- **Task description**
Reproduce every entry exactly.

- **Data records**
START
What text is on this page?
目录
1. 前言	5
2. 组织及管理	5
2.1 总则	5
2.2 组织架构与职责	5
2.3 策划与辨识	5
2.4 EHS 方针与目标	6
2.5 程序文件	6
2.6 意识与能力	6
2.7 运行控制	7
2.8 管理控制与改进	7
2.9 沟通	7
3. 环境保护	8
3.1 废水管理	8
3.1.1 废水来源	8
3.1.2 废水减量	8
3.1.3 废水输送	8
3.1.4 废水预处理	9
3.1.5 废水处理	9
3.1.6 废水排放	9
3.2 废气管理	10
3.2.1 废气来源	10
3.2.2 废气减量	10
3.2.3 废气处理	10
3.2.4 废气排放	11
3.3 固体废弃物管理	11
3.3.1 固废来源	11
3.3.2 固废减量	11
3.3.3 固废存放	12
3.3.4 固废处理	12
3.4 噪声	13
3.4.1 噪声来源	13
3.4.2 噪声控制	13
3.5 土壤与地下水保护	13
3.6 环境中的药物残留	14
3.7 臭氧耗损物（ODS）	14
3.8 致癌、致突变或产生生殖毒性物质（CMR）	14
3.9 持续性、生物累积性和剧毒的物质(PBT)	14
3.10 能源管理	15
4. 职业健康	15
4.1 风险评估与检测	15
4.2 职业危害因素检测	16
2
END
- **Exercise result**
What text is on this page?
目录
1. 前言	5
2. 组织及管理	5
2.1 总则	5
2.2 组织架构与职责	5
2.3 策划与辨识	5
2.4 EHS 方针与目标	6
2.5 程序文件	6
2.6 意识与能力	6
2.7 运行控制	7
2.8 管理控制与改进	7
2.9 沟通	7
3. 环境保护	8
3.1 废水管理	8
3.1.1 废水来源	8
3.1.2 废水减量	8
3.1.3 废水输送	8
3.1.4 废水预处理	9
3.1.5 废水处理	9
3.1.6 废水排放	9
3.2 废气管理	10
3.2.1 废气来源	10
3.2.2 废气减量	10
3.2.3 废气处理	10
3.2.4 废气排放	11
3.3 固体废弃物管理	11
3.3.1 固废来源	11
3.3.2 固废减量	11
3.3.3 固废存放	12
3.3.4 固废处理	12
3.4 噪声	13
3.4.1 噪声来源	13
3.4.2 噪声控制	13
3.5 土壤与地下水保护	13
3.6 环境中的药物残留	14
3.7 臭氧耗损物（ODS）	14
3.8 致癌、致突变或产生生殖毒性物质（CMR）	14
3.9 持续性、生物累积性和剧毒的物质(PBT)	14
3.10 能源管理	15
4. 职业健康	15
4.1 风险评估与检测	15
4.2 职业危害因素检测	16
2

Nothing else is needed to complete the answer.